(Recorded data)
= = = =

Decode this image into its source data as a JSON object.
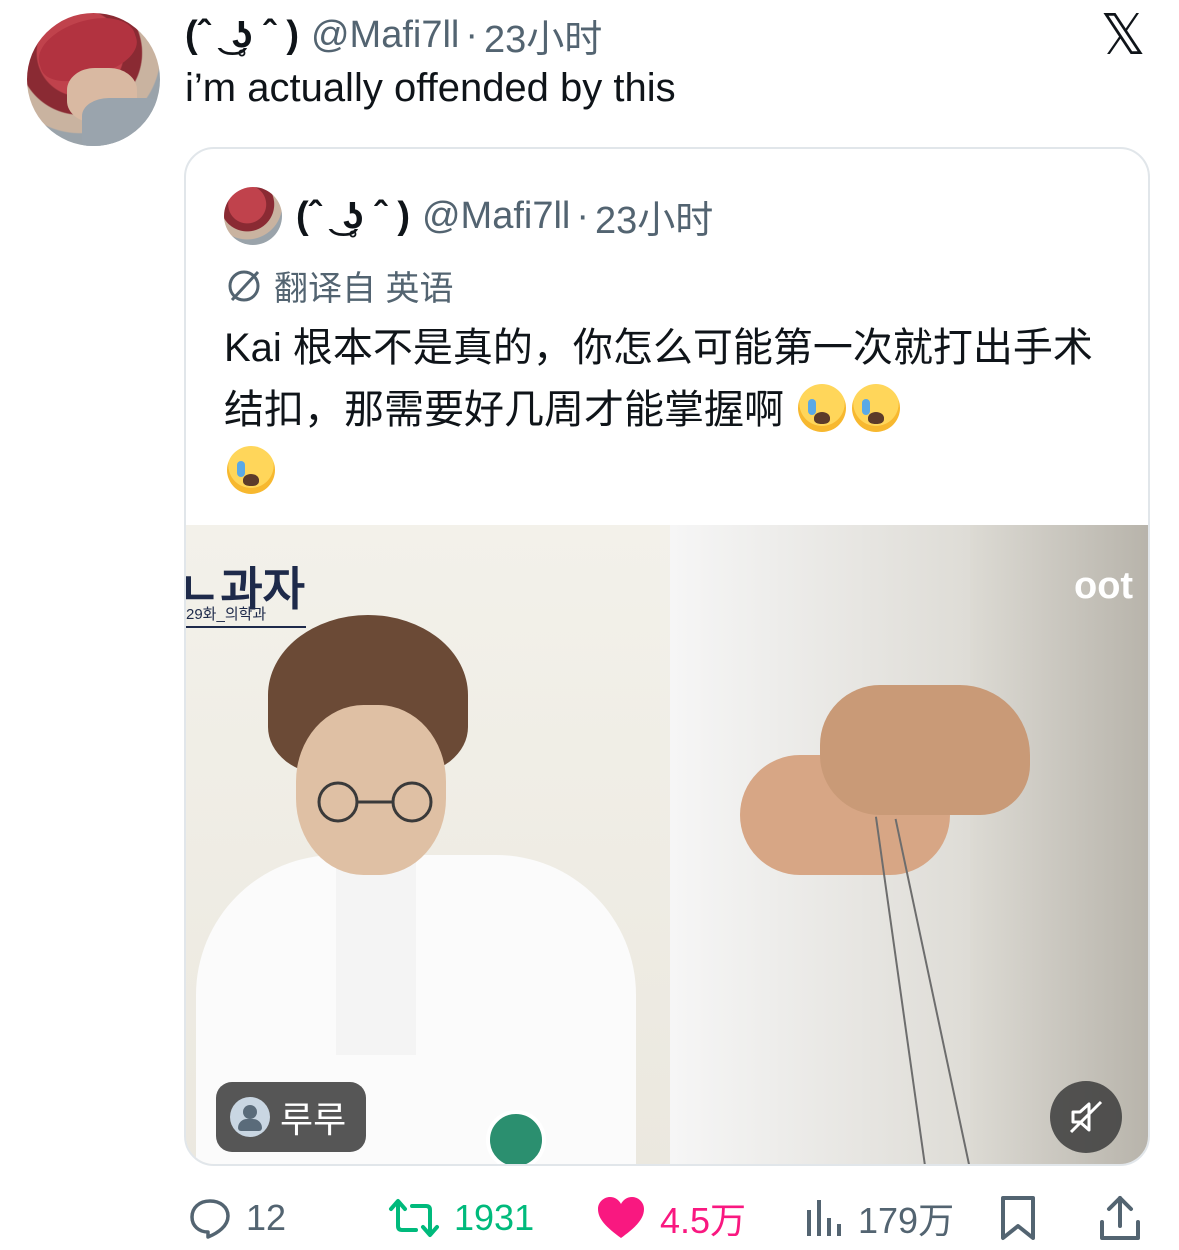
{
  "post": {
    "display_name": "(ˆ ͜ ʖ̥ ˆ )",
    "handle": "@Mafi7ll",
    "separator": "·",
    "time": "23小时",
    "text": "i’m actually offended by this"
  },
  "quoted": {
    "display_name": "(ˆ ͜ ʖ̥ ˆ )",
    "handle": "@Mafi7ll",
    "separator": "·",
    "time": "23小时",
    "translated_label": "翻译自 英语",
    "text": "Kai 根本不是真的，你怎么可能第一次就打出手术结扣，那需要好几周才能掌握啊",
    "media": {
      "left_overlay_title": "ㄴ과자",
      "left_overlay_sub": "29화_의학과",
      "right_overlay_text": "oot",
      "tag_label": "루루"
    }
  },
  "actions": {
    "reply_count": "12",
    "retweet_count": "1931",
    "like_count": "4.5万",
    "view_count": "179万"
  },
  "icons": {
    "brand": "x-logo-icon",
    "reply": "comment-icon",
    "retweet": "retweet-icon",
    "like": "heart-icon",
    "views": "bar-chart-icon",
    "bookmark": "bookmark-icon",
    "share": "share-icon",
    "translate": "translate-icon",
    "mute": "muted-speaker-icon"
  },
  "colors": {
    "text": "#0f1419",
    "secondary": "#536471",
    "retweet": "#00ba7c",
    "like": "#f91880",
    "border": "#e1e6ea"
  }
}
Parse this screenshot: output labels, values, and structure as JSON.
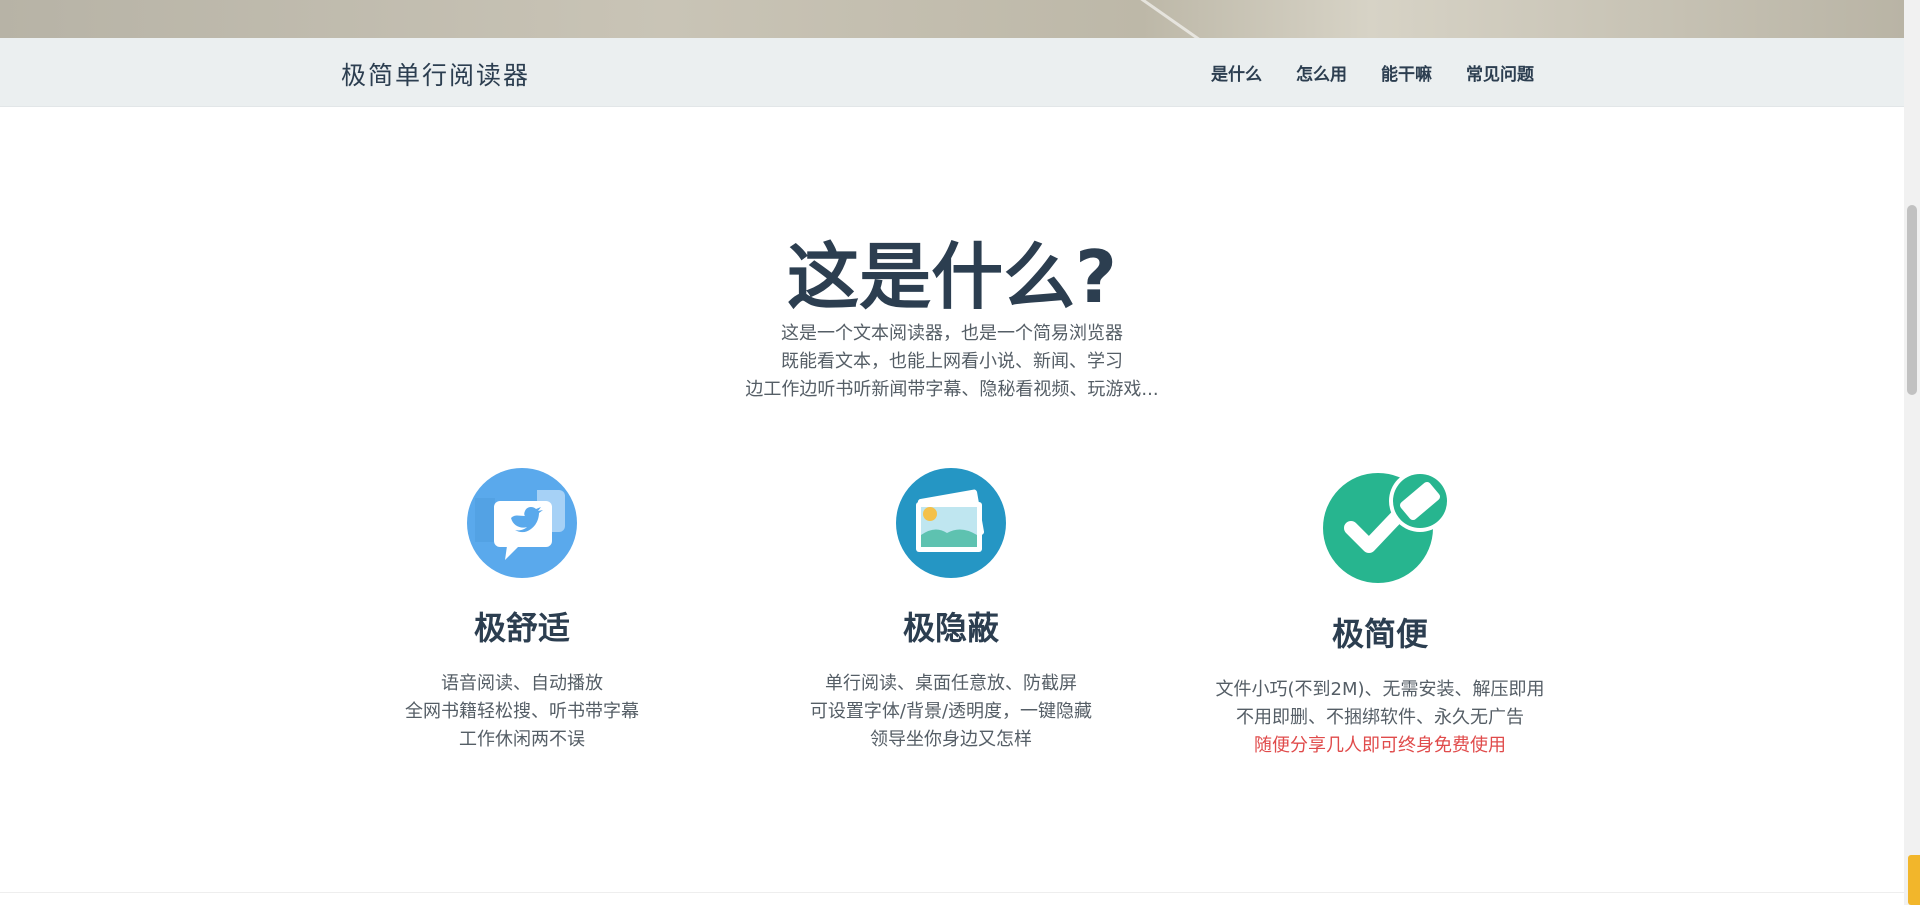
{
  "navbar": {
    "brand": "极简单行阅读器",
    "links": [
      "是什么",
      "怎么用",
      "能干嘛",
      "常见问题"
    ]
  },
  "intro": {
    "title": "这是什么?",
    "lines": [
      "这是一个文本阅读器，也是一个简易浏览器",
      "既能看文本，也能上网看小说、新闻、学习",
      "边工作边听书听新闻带字幕、隐秘看视频、玩游戏..."
    ]
  },
  "features": [
    {
      "icon": "chat-bird-icon",
      "title": "极舒适",
      "lines": [
        "语音阅读、自动播放",
        "全网书籍轻松搜、听书带字幕",
        "工作休闲两不误"
      ]
    },
    {
      "icon": "photos-icon",
      "title": "极隐蔽",
      "lines": [
        "单行阅读、桌面任意放、防截屏",
        "可设置字体/背景/透明度，一键隐藏",
        "领导坐你身边又怎样"
      ]
    },
    {
      "icon": "checkmark-eraser-icon",
      "title": "极简便",
      "lines": [
        "文件小巧(不到2M)、无需安装、解压即用",
        "不用即删、不捆绑软件、永久无广告"
      ],
      "highlight": "随便分享几人即可终身免费使用"
    }
  ],
  "colors": {
    "heading": "#2c3e50",
    "body_text": "#555e66",
    "accent_red": "#e04b4b",
    "navbar_bg": "#ebeff0",
    "icon_blue": "#5aa9ec",
    "icon_teal": "#2596c4",
    "icon_green": "#27b58f"
  }
}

= = = =

To be done: Copy every line in the entries above that has the string "this" in it.

Correct output:
Decode this image into its source data as a JSON object.
    "text": "i’m actually offended by this"
Parse this screenshot: output labels, values, and structure as JSON.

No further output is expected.